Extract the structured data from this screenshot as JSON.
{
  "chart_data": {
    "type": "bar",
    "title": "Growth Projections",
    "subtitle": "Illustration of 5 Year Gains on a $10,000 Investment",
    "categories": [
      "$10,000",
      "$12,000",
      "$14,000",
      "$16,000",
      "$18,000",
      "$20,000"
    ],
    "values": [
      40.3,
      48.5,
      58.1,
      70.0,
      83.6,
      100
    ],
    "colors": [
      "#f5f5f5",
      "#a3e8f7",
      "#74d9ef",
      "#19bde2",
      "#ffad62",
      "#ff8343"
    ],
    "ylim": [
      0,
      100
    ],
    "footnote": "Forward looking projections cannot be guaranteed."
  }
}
= = = = = = =
▸ **WHAT NEEDS TO BE DONE**
Repeat the material above in full, quoting it exactly.

▸ **SOLUTION FOR THIS EXERCISE**
Extract the structured data from this screenshot as JSON.
{
  "chart_data": {
    "type": "bar",
    "title": "Growth Projections",
    "subtitle": "Illustration of 5 Year Gains on a $10,000 Investment",
    "categories": [
      "$10,000",
      "$12,000",
      "$14,000",
      "$16,000",
      "$18,000",
      "$20,000"
    ],
    "values": [
      40.3,
      48.5,
      58.1,
      70.0,
      83.6,
      100
    ],
    "colors": [
      "#f5f5f5",
      "#a3e8f7",
      "#74d9ef",
      "#19bde2",
      "#ffad62",
      "#ff8343"
    ],
    "ylim": [
      0,
      100
    ],
    "footnote": "Forward looking projections cannot be guaranteed."
  }
}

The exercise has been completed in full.